**Problem details**
Give every entry again, unchanged, and leave its images out.

+++ Material provided +++

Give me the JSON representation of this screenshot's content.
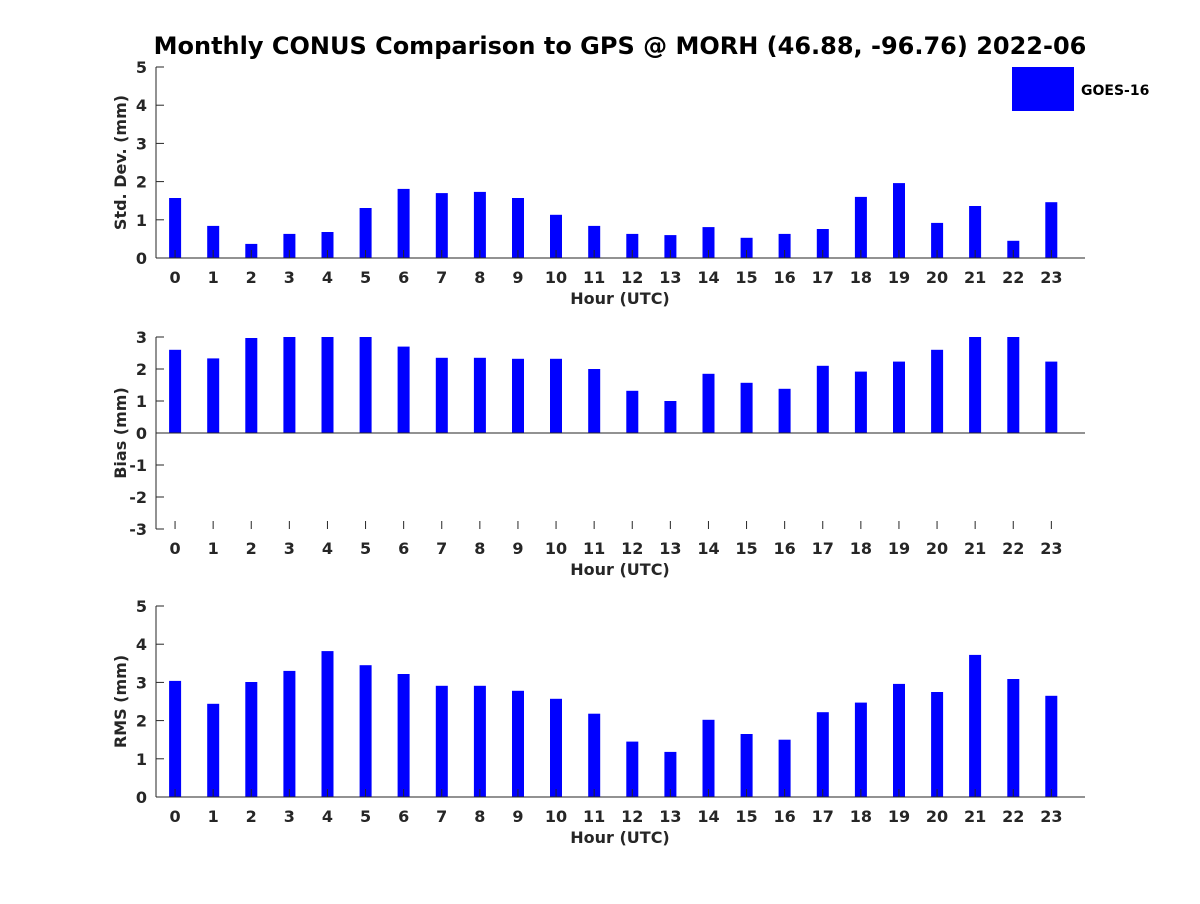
{
  "chart_title": "Monthly CONUS Comparison to GPS @ MORH (46.88, -96.76) 2022-06",
  "legend": {
    "label": "GOES-16",
    "color": "#0000ff"
  },
  "chart_data": [
    {
      "type": "bar",
      "title": "",
      "xlabel": "Hour (UTC)",
      "ylabel": "Std. Dev. (mm)",
      "categories": [
        "0",
        "1",
        "2",
        "3",
        "4",
        "5",
        "6",
        "7",
        "8",
        "9",
        "10",
        "11",
        "12",
        "13",
        "14",
        "15",
        "16",
        "17",
        "18",
        "19",
        "20",
        "21",
        "22",
        "23"
      ],
      "series": [
        {
          "name": "GOES-16",
          "values": [
            1.57,
            0.84,
            0.37,
            0.63,
            0.68,
            1.31,
            1.81,
            1.7,
            1.73,
            1.57,
            1.13,
            0.84,
            0.63,
            0.6,
            0.81,
            0.53,
            0.63,
            0.76,
            1.6,
            1.96,
            0.92,
            1.36,
            0.45,
            1.46
          ]
        }
      ],
      "ylim": [
        0,
        5
      ],
      "yticks": [
        0,
        1,
        2,
        3,
        4,
        5
      ],
      "grid": false,
      "legend_position": "top-right"
    },
    {
      "type": "bar",
      "title": "",
      "xlabel": "Hour (UTC)",
      "ylabel": "Bias (mm)",
      "categories": [
        "0",
        "1",
        "2",
        "3",
        "4",
        "5",
        "6",
        "7",
        "8",
        "9",
        "10",
        "11",
        "12",
        "13",
        "14",
        "15",
        "16",
        "17",
        "18",
        "19",
        "20",
        "21",
        "22",
        "23"
      ],
      "series": [
        {
          "name": "GOES-16",
          "values": [
            2.6,
            2.33,
            2.97,
            3.0,
            3.0,
            3.0,
            2.7,
            2.35,
            2.35,
            2.32,
            2.32,
            2.0,
            1.32,
            1.0,
            1.85,
            1.57,
            1.38,
            2.1,
            1.92,
            2.23,
            2.6,
            3.0,
            3.0,
            2.23
          ]
        }
      ],
      "ylim": [
        -3,
        3
      ],
      "yticks": [
        -3,
        -2,
        -1,
        0,
        1,
        2,
        3
      ],
      "grid": false
    },
    {
      "type": "bar",
      "title": "",
      "xlabel": "Hour (UTC)",
      "ylabel": "RMS (mm)",
      "categories": [
        "0",
        "1",
        "2",
        "3",
        "4",
        "5",
        "6",
        "7",
        "8",
        "9",
        "10",
        "11",
        "12",
        "13",
        "14",
        "15",
        "16",
        "17",
        "18",
        "19",
        "20",
        "21",
        "22",
        "23"
      ],
      "series": [
        {
          "name": "GOES-16",
          "values": [
            3.04,
            2.44,
            3.01,
            3.3,
            3.82,
            3.45,
            3.22,
            2.91,
            2.91,
            2.78,
            2.57,
            2.18,
            1.45,
            1.18,
            2.02,
            1.65,
            1.5,
            2.22,
            2.47,
            2.96,
            2.75,
            3.72,
            3.09,
            2.65
          ]
        }
      ],
      "ylim": [
        0,
        5
      ],
      "yticks": [
        0,
        1,
        2,
        3,
        4,
        5
      ],
      "grid": false
    }
  ]
}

+++

**Exercise solution**
Give me the JSON representation of this screenshot's content.
{
  "chart_title": "Monthly CONUS Comparison to GPS @ MORH (46.88, -96.76) 2022-06",
  "legend": {
    "label": "GOES-16",
    "color": "#0000ff"
  },
  "chart_data": [
    {
      "type": "bar",
      "title": "",
      "xlabel": "Hour (UTC)",
      "ylabel": "Std. Dev. (mm)",
      "categories": [
        "0",
        "1",
        "2",
        "3",
        "4",
        "5",
        "6",
        "7",
        "8",
        "9",
        "10",
        "11",
        "12",
        "13",
        "14",
        "15",
        "16",
        "17",
        "18",
        "19",
        "20",
        "21",
        "22",
        "23"
      ],
      "series": [
        {
          "name": "GOES-16",
          "values": [
            1.57,
            0.84,
            0.37,
            0.63,
            0.68,
            1.31,
            1.81,
            1.7,
            1.73,
            1.57,
            1.13,
            0.84,
            0.63,
            0.6,
            0.81,
            0.53,
            0.63,
            0.76,
            1.6,
            1.96,
            0.92,
            1.36,
            0.45,
            1.46
          ]
        }
      ],
      "ylim": [
        0,
        5
      ],
      "yticks": [
        0,
        1,
        2,
        3,
        4,
        5
      ],
      "grid": false,
      "legend_position": "top-right"
    },
    {
      "type": "bar",
      "title": "",
      "xlabel": "Hour (UTC)",
      "ylabel": "Bias (mm)",
      "categories": [
        "0",
        "1",
        "2",
        "3",
        "4",
        "5",
        "6",
        "7",
        "8",
        "9",
        "10",
        "11",
        "12",
        "13",
        "14",
        "15",
        "16",
        "17",
        "18",
        "19",
        "20",
        "21",
        "22",
        "23"
      ],
      "series": [
        {
          "name": "GOES-16",
          "values": [
            2.6,
            2.33,
            2.97,
            3.0,
            3.0,
            3.0,
            2.7,
            2.35,
            2.35,
            2.32,
            2.32,
            2.0,
            1.32,
            1.0,
            1.85,
            1.57,
            1.38,
            2.1,
            1.92,
            2.23,
            2.6,
            3.0,
            3.0,
            2.23
          ]
        }
      ],
      "ylim": [
        -3,
        3
      ],
      "yticks": [
        -3,
        -2,
        -1,
        0,
        1,
        2,
        3
      ],
      "grid": false
    },
    {
      "type": "bar",
      "title": "",
      "xlabel": "Hour (UTC)",
      "ylabel": "RMS (mm)",
      "categories": [
        "0",
        "1",
        "2",
        "3",
        "4",
        "5",
        "6",
        "7",
        "8",
        "9",
        "10",
        "11",
        "12",
        "13",
        "14",
        "15",
        "16",
        "17",
        "18",
        "19",
        "20",
        "21",
        "22",
        "23"
      ],
      "series": [
        {
          "name": "GOES-16",
          "values": [
            3.04,
            2.44,
            3.01,
            3.3,
            3.82,
            3.45,
            3.22,
            2.91,
            2.91,
            2.78,
            2.57,
            2.18,
            1.45,
            1.18,
            2.02,
            1.65,
            1.5,
            2.22,
            2.47,
            2.96,
            2.75,
            3.72,
            3.09,
            2.65
          ]
        }
      ],
      "ylim": [
        0,
        5
      ],
      "yticks": [
        0,
        1,
        2,
        3,
        4,
        5
      ],
      "grid": false
    }
  ]
}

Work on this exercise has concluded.